• _Instruction_
All of the data should be repeated exactly; pictures are not part of the copy.

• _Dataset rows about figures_

>> begin

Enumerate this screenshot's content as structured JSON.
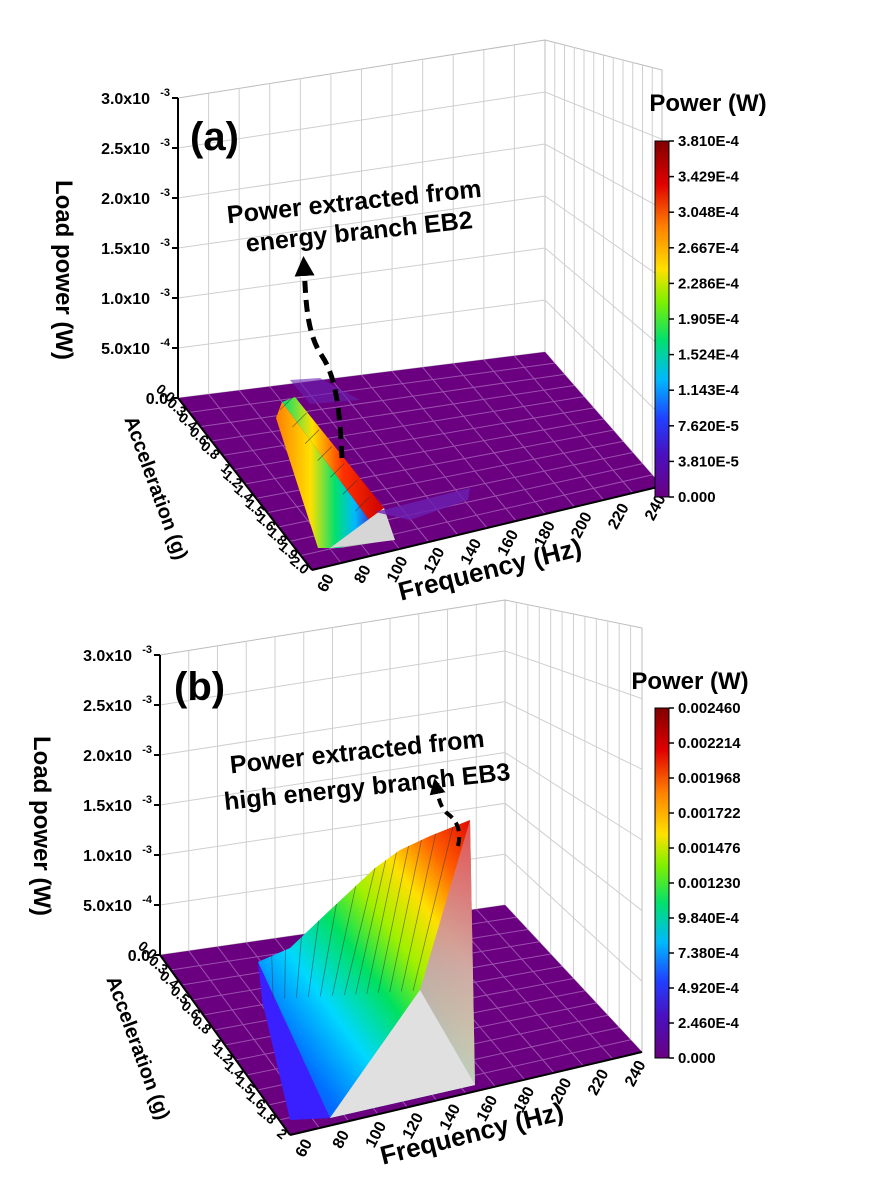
{
  "colors": {
    "floor": "#6a0080",
    "floor_line": "#9b4fae",
    "background": "#ffffff",
    "colormap": [
      "#6a0080",
      "#3a1aff",
      "#00c8ff",
      "#00e070",
      "#b0ff00",
      "#ffe000",
      "#ff8000",
      "#e00000",
      "#800000"
    ]
  },
  "chart_data": [
    {
      "type": "surface3d",
      "panel_label": "(a)",
      "annotation": [
        "Power extracted from",
        "energy branch EB2"
      ],
      "z_axis": {
        "label": "Load power (W)",
        "ticks": [
          "0.0",
          "5.0x10",
          "1.0x10",
          "1.5x10",
          "2.0x10",
          "2.5x10",
          "3.0x10"
        ],
        "exponents": [
          "",
          "-4",
          "-3",
          "-3",
          "-3",
          "-3",
          "-3"
        ],
        "values": [
          0,
          0.0005,
          0.001,
          0.0015,
          0.002,
          0.0025,
          0.003
        ],
        "range": [
          0,
          0.003
        ]
      },
      "y_axis": {
        "label": "Acceleration (g)",
        "ticks": [
          "0.0",
          "0.3",
          "0.4",
          "0.6",
          "0.8",
          "1",
          "1.2",
          "1.4",
          "1.5",
          "1.6",
          "1.8",
          "1.9",
          "2.0"
        ]
      },
      "x_axis": {
        "label": "Frequency (Hz)",
        "ticks": [
          "60",
          "80",
          "100",
          "120",
          "140",
          "160",
          "180",
          "200",
          "220",
          "240"
        ],
        "range": [
          50,
          240
        ]
      },
      "colorbar": {
        "title": "Power (W)",
        "ticks": [
          "3.810E-4",
          "3.429E-4",
          "3.048E-4",
          "2.667E-4",
          "2.286E-4",
          "1.905E-4",
          "1.524E-4",
          "1.143E-4",
          "7.620E-5",
          "3.810E-5",
          "0.000"
        ],
        "range": [
          0,
          0.000381
        ]
      },
      "surface_ridge": [
        {
          "acceleration": 0.1,
          "frequency": 62,
          "power": 0.0
        },
        {
          "acceleration": 0.4,
          "frequency": 66,
          "power": 4e-05
        },
        {
          "acceleration": 0.8,
          "frequency": 72,
          "power": 0.00012
        },
        {
          "acceleration": 1.2,
          "frequency": 78,
          "power": 0.00022
        },
        {
          "acceleration": 1.6,
          "frequency": 84,
          "power": 0.0003
        },
        {
          "acceleration": 2.0,
          "frequency": 90,
          "power": 0.00038
        }
      ]
    },
    {
      "type": "surface3d",
      "panel_label": "(b)",
      "annotation": [
        "Power extracted from",
        "high energy branch EB3"
      ],
      "z_axis": {
        "label": "Load power (W)",
        "ticks": [
          "0.0",
          "5.0x10",
          "1.0x10",
          "1.5x10",
          "2.0x10",
          "2.5x10",
          "3.0x10"
        ],
        "exponents": [
          "",
          "-4",
          "-3",
          "-3",
          "-3",
          "-3",
          "-3"
        ],
        "values": [
          0,
          0.0005,
          0.001,
          0.0015,
          0.002,
          0.0025,
          0.003
        ],
        "range": [
          0,
          0.003
        ]
      },
      "y_axis": {
        "label": "Acceleration (g)",
        "ticks": [
          "0.0",
          "0.3",
          "0.4",
          "0.5",
          "0.6",
          "0.8",
          "1",
          "1.2",
          "1.4",
          "1.5",
          "1.6",
          "1.8",
          "2"
        ]
      },
      "x_axis": {
        "label": "Frequency (Hz)",
        "ticks": [
          "60",
          "80",
          "100",
          "120",
          "140",
          "160",
          "180",
          "200",
          "220",
          "240"
        ],
        "range": [
          50,
          240
        ]
      },
      "colorbar": {
        "title": "Power (W)",
        "ticks": [
          "0.002460",
          "0.002214",
          "0.001968",
          "0.001722",
          "0.001476",
          "0.001230",
          "9.840E-4",
          "7.380E-4",
          "4.920E-4",
          "2.460E-4",
          "0.000"
        ],
        "range": [
          0,
          0.00246
        ]
      },
      "surface_ridge": [
        {
          "acceleration": 0.1,
          "frequency": 70,
          "power": 0.0003
        },
        {
          "acceleration": 0.6,
          "frequency": 85,
          "power": 0.0008
        },
        {
          "acceleration": 1.0,
          "frequency": 100,
          "power": 0.0013
        },
        {
          "acceleration": 1.4,
          "frequency": 120,
          "power": 0.0018
        },
        {
          "acceleration": 1.8,
          "frequency": 140,
          "power": 0.0022
        },
        {
          "acceleration": 2.0,
          "frequency": 150,
          "power": 0.00246
        }
      ]
    }
  ]
}
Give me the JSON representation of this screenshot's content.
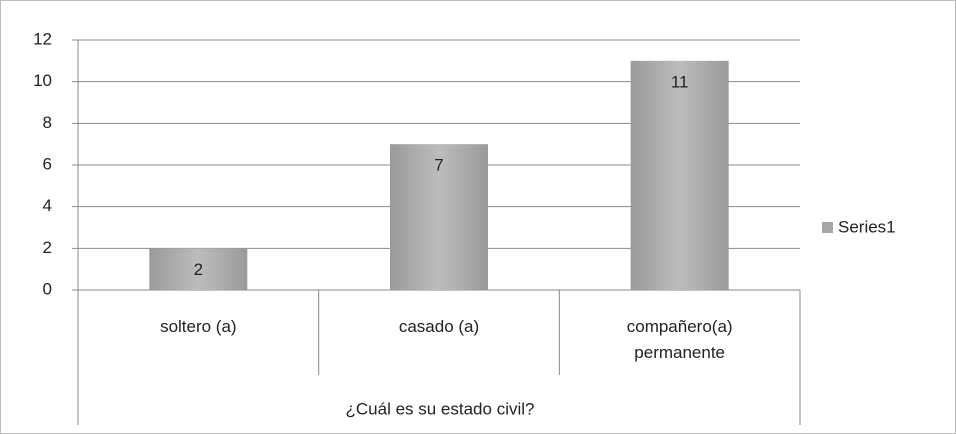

>> end

• _Complete answer_
Enumerate this screenshot's content as structured JSON.
{
  "colors": {
    "floor": "#6a0080",
    "floor_line": "#9b4fae",
    "background": "#ffffff",
    "colormap": [
      "#6a0080",
      "#3a1aff",
      "#00c8ff",
      "#00e070",
      "#b0ff00",
      "#ffe000",
      "#ff8000",
      "#e00000",
      "#800000"
    ]
  },
  "chart_data": [
    {
      "type": "surface3d",
      "panel_label": "(a)",
      "annotation": [
        "Power extracted from",
        "energy branch EB2"
      ],
      "z_axis": {
        "label": "Load power (W)",
        "ticks": [
          "0.0",
          "5.0x10",
          "1.0x10",
          "1.5x10",
          "2.0x10",
          "2.5x10",
          "3.0x10"
        ],
        "exponents": [
          "",
          "-4",
          "-3",
          "-3",
          "-3",
          "-3",
          "-3"
        ],
        "values": [
          0,
          0.0005,
          0.001,
          0.0015,
          0.002,
          0.0025,
          0.003
        ],
        "range": [
          0,
          0.003
        ]
      },
      "y_axis": {
        "label": "Acceleration (g)",
        "ticks": [
          "0.0",
          "0.3",
          "0.4",
          "0.6",
          "0.8",
          "1",
          "1.2",
          "1.4",
          "1.5",
          "1.6",
          "1.8",
          "1.9",
          "2.0"
        ]
      },
      "x_axis": {
        "label": "Frequency (Hz)",
        "ticks": [
          "60",
          "80",
          "100",
          "120",
          "140",
          "160",
          "180",
          "200",
          "220",
          "240"
        ],
        "range": [
          50,
          240
        ]
      },
      "colorbar": {
        "title": "Power (W)",
        "ticks": [
          "3.810E-4",
          "3.429E-4",
          "3.048E-4",
          "2.667E-4",
          "2.286E-4",
          "1.905E-4",
          "1.524E-4",
          "1.143E-4",
          "7.620E-5",
          "3.810E-5",
          "0.000"
        ],
        "range": [
          0,
          0.000381
        ]
      },
      "surface_ridge": [
        {
          "acceleration": 0.1,
          "frequency": 62,
          "power": 0.0
        },
        {
          "acceleration": 0.4,
          "frequency": 66,
          "power": 4e-05
        },
        {
          "acceleration": 0.8,
          "frequency": 72,
          "power": 0.00012
        },
        {
          "acceleration": 1.2,
          "frequency": 78,
          "power": 0.00022
        },
        {
          "acceleration": 1.6,
          "frequency": 84,
          "power": 0.0003
        },
        {
          "acceleration": 2.0,
          "frequency": 90,
          "power": 0.00038
        }
      ]
    },
    {
      "type": "surface3d",
      "panel_label": "(b)",
      "annotation": [
        "Power extracted from",
        "high energy branch EB3"
      ],
      "z_axis": {
        "label": "Load power (W)",
        "ticks": [
          "0.0",
          "5.0x10",
          "1.0x10",
          "1.5x10",
          "2.0x10",
          "2.5x10",
          "3.0x10"
        ],
        "exponents": [
          "",
          "-4",
          "-3",
          "-3",
          "-3",
          "-3",
          "-3"
        ],
        "values": [
          0,
          0.0005,
          0.001,
          0.0015,
          0.002,
          0.0025,
          0.003
        ],
        "range": [
          0,
          0.003
        ]
      },
      "y_axis": {
        "label": "Acceleration (g)",
        "ticks": [
          "0.0",
          "0.3",
          "0.4",
          "0.5",
          "0.6",
          "0.8",
          "1",
          "1.2",
          "1.4",
          "1.5",
          "1.6",
          "1.8",
          "2"
        ]
      },
      "x_axis": {
        "label": "Frequency (Hz)",
        "ticks": [
          "60",
          "80",
          "100",
          "120",
          "140",
          "160",
          "180",
          "200",
          "220",
          "240"
        ],
        "range": [
          50,
          240
        ]
      },
      "colorbar": {
        "title": "Power (W)",
        "ticks": [
          "0.002460",
          "0.002214",
          "0.001968",
          "0.001722",
          "0.001476",
          "0.001230",
          "9.840E-4",
          "7.380E-4",
          "4.920E-4",
          "2.460E-4",
          "0.000"
        ],
        "range": [
          0,
          0.00246
        ]
      },
      "surface_ridge": [
        {
          "acceleration": 0.1,
          "frequency": 70,
          "power": 0.0003
        },
        {
          "acceleration": 0.6,
          "frequency": 85,
          "power": 0.0008
        },
        {
          "acceleration": 1.0,
          "frequency": 100,
          "power": 0.0013
        },
        {
          "acceleration": 1.4,
          "frequency": 120,
          "power": 0.0018
        },
        {
          "acceleration": 1.8,
          "frequency": 140,
          "power": 0.0022
        },
        {
          "acceleration": 2.0,
          "frequency": 150,
          "power": 0.00246
        }
      ]
    }
  ]
}
Give me the JSON representation of this screenshot's content.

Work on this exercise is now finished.